__GIVEN INSTRUCTION__
Extract each record and reproduce it exactly.

__GIVEN DATA__
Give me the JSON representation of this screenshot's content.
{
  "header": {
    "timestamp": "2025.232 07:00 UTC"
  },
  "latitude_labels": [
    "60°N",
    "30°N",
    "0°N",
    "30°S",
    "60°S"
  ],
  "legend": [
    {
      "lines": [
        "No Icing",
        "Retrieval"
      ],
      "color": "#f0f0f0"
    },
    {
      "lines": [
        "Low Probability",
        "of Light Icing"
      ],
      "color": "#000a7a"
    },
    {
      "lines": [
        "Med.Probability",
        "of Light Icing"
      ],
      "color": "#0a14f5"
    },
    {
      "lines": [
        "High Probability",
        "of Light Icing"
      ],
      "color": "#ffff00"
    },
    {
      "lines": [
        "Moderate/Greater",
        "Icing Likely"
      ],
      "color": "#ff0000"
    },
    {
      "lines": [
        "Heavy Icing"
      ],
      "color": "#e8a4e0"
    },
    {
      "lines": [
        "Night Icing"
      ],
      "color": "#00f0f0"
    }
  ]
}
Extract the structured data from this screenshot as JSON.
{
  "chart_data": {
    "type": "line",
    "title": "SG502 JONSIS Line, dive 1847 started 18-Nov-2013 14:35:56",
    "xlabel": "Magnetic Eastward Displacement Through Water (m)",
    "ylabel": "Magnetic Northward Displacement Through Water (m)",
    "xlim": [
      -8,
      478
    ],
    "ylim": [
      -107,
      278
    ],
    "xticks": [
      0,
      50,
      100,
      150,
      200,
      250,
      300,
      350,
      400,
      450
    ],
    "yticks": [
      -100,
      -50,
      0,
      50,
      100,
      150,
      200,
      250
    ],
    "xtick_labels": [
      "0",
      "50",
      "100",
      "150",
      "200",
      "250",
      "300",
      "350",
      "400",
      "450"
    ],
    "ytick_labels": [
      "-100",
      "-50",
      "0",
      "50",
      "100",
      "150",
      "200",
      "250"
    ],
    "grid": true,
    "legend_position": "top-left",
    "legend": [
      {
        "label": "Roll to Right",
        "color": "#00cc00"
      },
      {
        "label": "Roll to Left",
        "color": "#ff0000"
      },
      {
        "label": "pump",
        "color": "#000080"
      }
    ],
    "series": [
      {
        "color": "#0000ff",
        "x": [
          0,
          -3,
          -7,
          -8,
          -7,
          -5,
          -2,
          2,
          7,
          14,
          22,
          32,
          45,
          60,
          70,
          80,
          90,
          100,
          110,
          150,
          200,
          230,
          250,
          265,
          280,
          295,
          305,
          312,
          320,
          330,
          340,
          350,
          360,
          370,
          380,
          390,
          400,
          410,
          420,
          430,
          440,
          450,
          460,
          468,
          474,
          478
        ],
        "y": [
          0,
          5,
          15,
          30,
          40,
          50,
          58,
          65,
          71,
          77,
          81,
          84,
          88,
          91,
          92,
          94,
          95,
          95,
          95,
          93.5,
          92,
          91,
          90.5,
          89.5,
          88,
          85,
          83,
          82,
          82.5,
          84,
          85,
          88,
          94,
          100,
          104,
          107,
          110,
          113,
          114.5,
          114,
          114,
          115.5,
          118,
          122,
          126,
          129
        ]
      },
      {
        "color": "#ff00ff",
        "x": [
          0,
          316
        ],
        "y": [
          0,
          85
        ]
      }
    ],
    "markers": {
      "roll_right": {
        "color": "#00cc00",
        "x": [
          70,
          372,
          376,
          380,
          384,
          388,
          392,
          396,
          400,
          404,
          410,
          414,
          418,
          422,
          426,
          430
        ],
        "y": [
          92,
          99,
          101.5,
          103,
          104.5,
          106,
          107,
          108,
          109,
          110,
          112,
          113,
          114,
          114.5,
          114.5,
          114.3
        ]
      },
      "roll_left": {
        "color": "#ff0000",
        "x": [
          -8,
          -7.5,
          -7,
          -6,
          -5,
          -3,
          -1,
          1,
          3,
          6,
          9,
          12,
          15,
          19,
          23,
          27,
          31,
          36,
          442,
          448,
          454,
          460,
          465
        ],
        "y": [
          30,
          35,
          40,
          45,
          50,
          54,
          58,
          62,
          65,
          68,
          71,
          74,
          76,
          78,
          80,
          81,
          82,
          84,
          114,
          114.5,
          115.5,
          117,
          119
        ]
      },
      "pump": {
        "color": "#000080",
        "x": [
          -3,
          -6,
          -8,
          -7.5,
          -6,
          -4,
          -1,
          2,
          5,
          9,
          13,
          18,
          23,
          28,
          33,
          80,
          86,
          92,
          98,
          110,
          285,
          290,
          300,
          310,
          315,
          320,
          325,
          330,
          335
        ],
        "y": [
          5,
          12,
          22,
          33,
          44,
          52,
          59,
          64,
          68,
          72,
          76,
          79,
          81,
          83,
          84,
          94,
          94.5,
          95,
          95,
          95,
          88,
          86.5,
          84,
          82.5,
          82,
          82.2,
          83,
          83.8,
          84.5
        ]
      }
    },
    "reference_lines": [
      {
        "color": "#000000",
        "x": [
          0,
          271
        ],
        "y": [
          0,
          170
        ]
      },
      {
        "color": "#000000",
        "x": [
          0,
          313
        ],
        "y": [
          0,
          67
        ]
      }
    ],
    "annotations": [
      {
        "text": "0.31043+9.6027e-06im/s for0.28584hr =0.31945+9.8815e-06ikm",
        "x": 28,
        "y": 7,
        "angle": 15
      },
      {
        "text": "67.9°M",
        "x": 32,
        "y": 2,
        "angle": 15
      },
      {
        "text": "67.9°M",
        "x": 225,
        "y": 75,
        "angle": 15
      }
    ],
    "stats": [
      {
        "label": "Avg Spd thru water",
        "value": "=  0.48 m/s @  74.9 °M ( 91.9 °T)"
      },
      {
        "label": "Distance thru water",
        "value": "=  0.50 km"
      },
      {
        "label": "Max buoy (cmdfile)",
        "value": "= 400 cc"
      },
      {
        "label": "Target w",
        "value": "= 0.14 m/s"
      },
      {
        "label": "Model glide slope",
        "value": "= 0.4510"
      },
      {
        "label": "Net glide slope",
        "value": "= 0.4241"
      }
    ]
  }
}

__IN RESPONSE__
Give me the JSON representation of this screenshot's content.
{
  "header": {
    "timestamp": "2025.232 07:00 UTC"
  },
  "latitude_labels": [
    "60°N",
    "30°N",
    "0°N",
    "30°S",
    "60°S"
  ],
  "legend": [
    {
      "lines": [
        "No Icing",
        "Retrieval"
      ],
      "color": "#f0f0f0"
    },
    {
      "lines": [
        "Low Probability",
        "of Light Icing"
      ],
      "color": "#000a7a"
    },
    {
      "lines": [
        "Med.Probability",
        "of Light Icing"
      ],
      "color": "#0a14f5"
    },
    {
      "lines": [
        "High Probability",
        "of Light Icing"
      ],
      "color": "#ffff00"
    },
    {
      "lines": [
        "Moderate/Greater",
        "Icing Likely"
      ],
      "color": "#ff0000"
    },
    {
      "lines": [
        "Heavy Icing"
      ],
      "color": "#e8a4e0"
    },
    {
      "lines": [
        "Night Icing"
      ],
      "color": "#00f0f0"
    }
  ]
}
Extract the structured data from this screenshot as JSON.
{
  "chart_data": {
    "type": "line",
    "title": "SG502 JONSIS Line, dive 1847 started 18-Nov-2013 14:35:56",
    "xlabel": "Magnetic Eastward Displacement Through Water (m)",
    "ylabel": "Magnetic Northward Displacement Through Water (m)",
    "xlim": [
      -8,
      478
    ],
    "ylim": [
      -107,
      278
    ],
    "xticks": [
      0,
      50,
      100,
      150,
      200,
      250,
      300,
      350,
      400,
      450
    ],
    "yticks": [
      -100,
      -50,
      0,
      50,
      100,
      150,
      200,
      250
    ],
    "xtick_labels": [
      "0",
      "50",
      "100",
      "150",
      "200",
      "250",
      "300",
      "350",
      "400",
      "450"
    ],
    "ytick_labels": [
      "-100",
      "-50",
      "0",
      "50",
      "100",
      "150",
      "200",
      "250"
    ],
    "grid": true,
    "legend_position": "top-left",
    "legend": [
      {
        "label": "Roll to Right",
        "color": "#00cc00"
      },
      {
        "label": "Roll to Left",
        "color": "#ff0000"
      },
      {
        "label": "pump",
        "color": "#000080"
      }
    ],
    "series": [
      {
        "color": "#0000ff",
        "x": [
          0,
          -3,
          -7,
          -8,
          -7,
          -5,
          -2,
          2,
          7,
          14,
          22,
          32,
          45,
          60,
          70,
          80,
          90,
          100,
          110,
          150,
          200,
          230,
          250,
          265,
          280,
          295,
          305,
          312,
          320,
          330,
          340,
          350,
          360,
          370,
          380,
          390,
          400,
          410,
          420,
          430,
          440,
          450,
          460,
          468,
          474,
          478
        ],
        "y": [
          0,
          5,
          15,
          30,
          40,
          50,
          58,
          65,
          71,
          77,
          81,
          84,
          88,
          91,
          92,
          94,
          95,
          95,
          95,
          93.5,
          92,
          91,
          90.5,
          89.5,
          88,
          85,
          83,
          82,
          82.5,
          84,
          85,
          88,
          94,
          100,
          104,
          107,
          110,
          113,
          114.5,
          114,
          114,
          115.5,
          118,
          122,
          126,
          129
        ]
      },
      {
        "color": "#ff00ff",
        "x": [
          0,
          316
        ],
        "y": [
          0,
          85
        ]
      }
    ],
    "markers": {
      "roll_right": {
        "color": "#00cc00",
        "x": [
          70,
          372,
          376,
          380,
          384,
          388,
          392,
          396,
          400,
          404,
          410,
          414,
          418,
          422,
          426,
          430
        ],
        "y": [
          92,
          99,
          101.5,
          103,
          104.5,
          106,
          107,
          108,
          109,
          110,
          112,
          113,
          114,
          114.5,
          114.5,
          114.3
        ]
      },
      "roll_left": {
        "color": "#ff0000",
        "x": [
          -8,
          -7.5,
          -7,
          -6,
          -5,
          -3,
          -1,
          1,
          3,
          6,
          9,
          12,
          15,
          19,
          23,
          27,
          31,
          36,
          442,
          448,
          454,
          460,
          465
        ],
        "y": [
          30,
          35,
          40,
          45,
          50,
          54,
          58,
          62,
          65,
          68,
          71,
          74,
          76,
          78,
          80,
          81,
          82,
          84,
          114,
          114.5,
          115.5,
          117,
          119
        ]
      },
      "pump": {
        "color": "#000080",
        "x": [
          -3,
          -6,
          -8,
          -7.5,
          -6,
          -4,
          -1,
          2,
          5,
          9,
          13,
          18,
          23,
          28,
          33,
          80,
          86,
          92,
          98,
          110,
          285,
          290,
          300,
          310,
          315,
          320,
          325,
          330,
          335
        ],
        "y": [
          5,
          12,
          22,
          33,
          44,
          52,
          59,
          64,
          68,
          72,
          76,
          79,
          81,
          83,
          84,
          94,
          94.5,
          95,
          95,
          95,
          88,
          86.5,
          84,
          82.5,
          82,
          82.2,
          83,
          83.8,
          84.5
        ]
      }
    },
    "reference_lines": [
      {
        "color": "#000000",
        "x": [
          0,
          271
        ],
        "y": [
          0,
          170
        ]
      },
      {
        "color": "#000000",
        "x": [
          0,
          313
        ],
        "y": [
          0,
          67
        ]
      }
    ],
    "annotations": [
      {
        "text": "0.31043+9.6027e-06im/s for0.28584hr =0.31945+9.8815e-06ikm",
        "x": 28,
        "y": 7,
        "angle": 15
      },
      {
        "text": "67.9°M",
        "x": 32,
        "y": 2,
        "angle": 15
      },
      {
        "text": "67.9°M",
        "x": 225,
        "y": 75,
        "angle": 15
      }
    ],
    "stats": [
      {
        "label": "Avg Spd thru water",
        "value": "=  0.48 m/s @  74.9 °M ( 91.9 °T)"
      },
      {
        "label": "Distance thru water",
        "value": "=  0.50 km"
      },
      {
        "label": "Max buoy (cmdfile)",
        "value": "= 400 cc"
      },
      {
        "label": "Target w",
        "value": "= 0.14 m/s"
      },
      {
        "label": "Model glide slope",
        "value": "= 0.4510"
      },
      {
        "label": "Net glide slope",
        "value": "= 0.4241"
      }
    ]
  }
}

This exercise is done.